_What the exercise asks_
Extract the full set of records, then give each one again exactly.

##########

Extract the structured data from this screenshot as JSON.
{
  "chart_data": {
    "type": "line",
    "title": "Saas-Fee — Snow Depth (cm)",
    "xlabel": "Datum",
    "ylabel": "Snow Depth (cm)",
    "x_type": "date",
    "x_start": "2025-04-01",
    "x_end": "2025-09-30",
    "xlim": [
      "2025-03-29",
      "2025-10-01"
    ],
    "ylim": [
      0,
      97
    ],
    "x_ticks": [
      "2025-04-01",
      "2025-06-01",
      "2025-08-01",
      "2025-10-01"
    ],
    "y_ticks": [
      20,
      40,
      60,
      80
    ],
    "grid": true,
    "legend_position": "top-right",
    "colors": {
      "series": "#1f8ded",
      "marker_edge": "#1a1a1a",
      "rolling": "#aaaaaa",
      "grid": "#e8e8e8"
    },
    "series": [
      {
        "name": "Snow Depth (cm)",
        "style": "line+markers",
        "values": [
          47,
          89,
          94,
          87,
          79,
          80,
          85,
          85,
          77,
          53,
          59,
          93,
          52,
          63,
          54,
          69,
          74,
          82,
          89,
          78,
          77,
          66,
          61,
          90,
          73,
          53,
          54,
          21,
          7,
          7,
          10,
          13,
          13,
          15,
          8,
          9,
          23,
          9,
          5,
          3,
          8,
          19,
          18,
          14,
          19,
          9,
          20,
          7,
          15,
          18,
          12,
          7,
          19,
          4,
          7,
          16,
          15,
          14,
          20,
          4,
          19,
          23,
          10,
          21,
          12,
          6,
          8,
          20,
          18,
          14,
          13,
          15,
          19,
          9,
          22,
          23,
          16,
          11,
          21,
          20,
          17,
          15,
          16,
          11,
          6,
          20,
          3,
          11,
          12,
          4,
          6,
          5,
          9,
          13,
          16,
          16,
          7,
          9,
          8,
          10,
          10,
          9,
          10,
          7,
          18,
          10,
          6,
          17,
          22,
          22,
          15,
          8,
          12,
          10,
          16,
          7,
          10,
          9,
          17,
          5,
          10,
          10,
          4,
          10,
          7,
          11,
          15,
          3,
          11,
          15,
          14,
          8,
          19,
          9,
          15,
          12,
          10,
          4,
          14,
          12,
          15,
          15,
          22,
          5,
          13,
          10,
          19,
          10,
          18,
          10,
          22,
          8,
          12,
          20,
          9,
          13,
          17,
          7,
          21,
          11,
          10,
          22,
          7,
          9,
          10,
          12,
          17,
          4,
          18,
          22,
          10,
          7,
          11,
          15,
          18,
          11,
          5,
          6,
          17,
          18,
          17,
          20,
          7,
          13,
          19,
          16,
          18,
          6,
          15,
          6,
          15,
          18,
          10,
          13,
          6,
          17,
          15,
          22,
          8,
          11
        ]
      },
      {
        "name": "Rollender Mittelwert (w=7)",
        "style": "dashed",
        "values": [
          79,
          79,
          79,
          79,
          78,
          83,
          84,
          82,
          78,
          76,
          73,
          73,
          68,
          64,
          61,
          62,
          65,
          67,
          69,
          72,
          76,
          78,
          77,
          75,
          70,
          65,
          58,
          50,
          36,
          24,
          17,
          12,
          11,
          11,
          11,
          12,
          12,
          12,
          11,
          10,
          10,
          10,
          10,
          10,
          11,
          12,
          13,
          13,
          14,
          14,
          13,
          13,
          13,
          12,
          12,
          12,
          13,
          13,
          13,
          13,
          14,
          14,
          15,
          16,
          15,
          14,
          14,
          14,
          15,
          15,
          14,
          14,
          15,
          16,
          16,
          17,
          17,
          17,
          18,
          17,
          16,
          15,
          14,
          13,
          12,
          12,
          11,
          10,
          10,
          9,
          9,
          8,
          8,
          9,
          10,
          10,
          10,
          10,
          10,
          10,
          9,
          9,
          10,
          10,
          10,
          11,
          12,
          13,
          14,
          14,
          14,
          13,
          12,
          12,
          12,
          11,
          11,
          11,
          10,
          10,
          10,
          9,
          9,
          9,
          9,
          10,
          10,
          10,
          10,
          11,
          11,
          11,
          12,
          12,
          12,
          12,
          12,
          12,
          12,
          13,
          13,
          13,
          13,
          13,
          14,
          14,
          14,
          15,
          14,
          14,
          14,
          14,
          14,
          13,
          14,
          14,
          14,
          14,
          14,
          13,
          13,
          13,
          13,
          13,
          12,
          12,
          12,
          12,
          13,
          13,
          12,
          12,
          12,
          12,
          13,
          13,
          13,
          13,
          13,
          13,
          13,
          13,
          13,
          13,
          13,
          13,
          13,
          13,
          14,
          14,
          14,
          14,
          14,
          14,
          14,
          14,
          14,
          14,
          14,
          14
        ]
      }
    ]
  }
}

##########

_Reply_
Extract the structured data from this screenshot as JSON.
{
  "chart_data": {
    "type": "line",
    "title": "Saas-Fee — Snow Depth (cm)",
    "xlabel": "Datum",
    "ylabel": "Snow Depth (cm)",
    "x_type": "date",
    "x_start": "2025-04-01",
    "x_end": "2025-09-30",
    "xlim": [
      "2025-03-29",
      "2025-10-01"
    ],
    "ylim": [
      0,
      97
    ],
    "x_ticks": [
      "2025-04-01",
      "2025-06-01",
      "2025-08-01",
      "2025-10-01"
    ],
    "y_ticks": [
      20,
      40,
      60,
      80
    ],
    "grid": true,
    "legend_position": "top-right",
    "colors": {
      "series": "#1f8ded",
      "marker_edge": "#1a1a1a",
      "rolling": "#aaaaaa",
      "grid": "#e8e8e8"
    },
    "series": [
      {
        "name": "Snow Depth (cm)",
        "style": "line+markers",
        "values": [
          47,
          89,
          94,
          87,
          79,
          80,
          85,
          85,
          77,
          53,
          59,
          93,
          52,
          63,
          54,
          69,
          74,
          82,
          89,
          78,
          77,
          66,
          61,
          90,
          73,
          53,
          54,
          21,
          7,
          7,
          10,
          13,
          13,
          15,
          8,
          9,
          23,
          9,
          5,
          3,
          8,
          19,
          18,
          14,
          19,
          9,
          20,
          7,
          15,
          18,
          12,
          7,
          19,
          4,
          7,
          16,
          15,
          14,
          20,
          4,
          19,
          23,
          10,
          21,
          12,
          6,
          8,
          20,
          18,
          14,
          13,
          15,
          19,
          9,
          22,
          23,
          16,
          11,
          21,
          20,
          17,
          15,
          16,
          11,
          6,
          20,
          3,
          11,
          12,
          4,
          6,
          5,
          9,
          13,
          16,
          16,
          7,
          9,
          8,
          10,
          10,
          9,
          10,
          7,
          18,
          10,
          6,
          17,
          22,
          22,
          15,
          8,
          12,
          10,
          16,
          7,
          10,
          9,
          17,
          5,
          10,
          10,
          4,
          10,
          7,
          11,
          15,
          3,
          11,
          15,
          14,
          8,
          19,
          9,
          15,
          12,
          10,
          4,
          14,
          12,
          15,
          15,
          22,
          5,
          13,
          10,
          19,
          10,
          18,
          10,
          22,
          8,
          12,
          20,
          9,
          13,
          17,
          7,
          21,
          11,
          10,
          22,
          7,
          9,
          10,
          12,
          17,
          4,
          18,
          22,
          10,
          7,
          11,
          15,
          18,
          11,
          5,
          6,
          17,
          18,
          17,
          20,
          7,
          13,
          19,
          16,
          18,
          6,
          15,
          6,
          15,
          18,
          10,
          13,
          6,
          17,
          15,
          22,
          8,
          11
        ]
      },
      {
        "name": "Rollender Mittelwert (w=7)",
        "style": "dashed",
        "values": [
          79,
          79,
          79,
          79,
          78,
          83,
          84,
          82,
          78,
          76,
          73,
          73,
          68,
          64,
          61,
          62,
          65,
          67,
          69,
          72,
          76,
          78,
          77,
          75,
          70,
          65,
          58,
          50,
          36,
          24,
          17,
          12,
          11,
          11,
          11,
          12,
          12,
          12,
          11,
          10,
          10,
          10,
          10,
          10,
          11,
          12,
          13,
          13,
          14,
          14,
          13,
          13,
          13,
          12,
          12,
          12,
          13,
          13,
          13,
          13,
          14,
          14,
          15,
          16,
          15,
          14,
          14,
          14,
          15,
          15,
          14,
          14,
          15,
          16,
          16,
          17,
          17,
          17,
          18,
          17,
          16,
          15,
          14,
          13,
          12,
          12,
          11,
          10,
          10,
          9,
          9,
          8,
          8,
          9,
          10,
          10,
          10,
          10,
          10,
          10,
          9,
          9,
          10,
          10,
          10,
          11,
          12,
          13,
          14,
          14,
          14,
          13,
          12,
          12,
          12,
          11,
          11,
          11,
          10,
          10,
          10,
          9,
          9,
          9,
          9,
          10,
          10,
          10,
          10,
          11,
          11,
          11,
          12,
          12,
          12,
          12,
          12,
          12,
          12,
          13,
          13,
          13,
          13,
          13,
          14,
          14,
          14,
          15,
          14,
          14,
          14,
          14,
          14,
          13,
          14,
          14,
          14,
          14,
          14,
          13,
          13,
          13,
          13,
          13,
          12,
          12,
          12,
          12,
          13,
          13,
          12,
          12,
          12,
          12,
          13,
          13,
          13,
          13,
          13,
          13,
          13,
          13,
          13,
          13,
          13,
          13,
          13,
          13,
          14,
          14,
          14,
          14,
          14,
          14,
          14,
          14,
          14,
          14,
          14,
          14
        ]
      }
    ]
  }
}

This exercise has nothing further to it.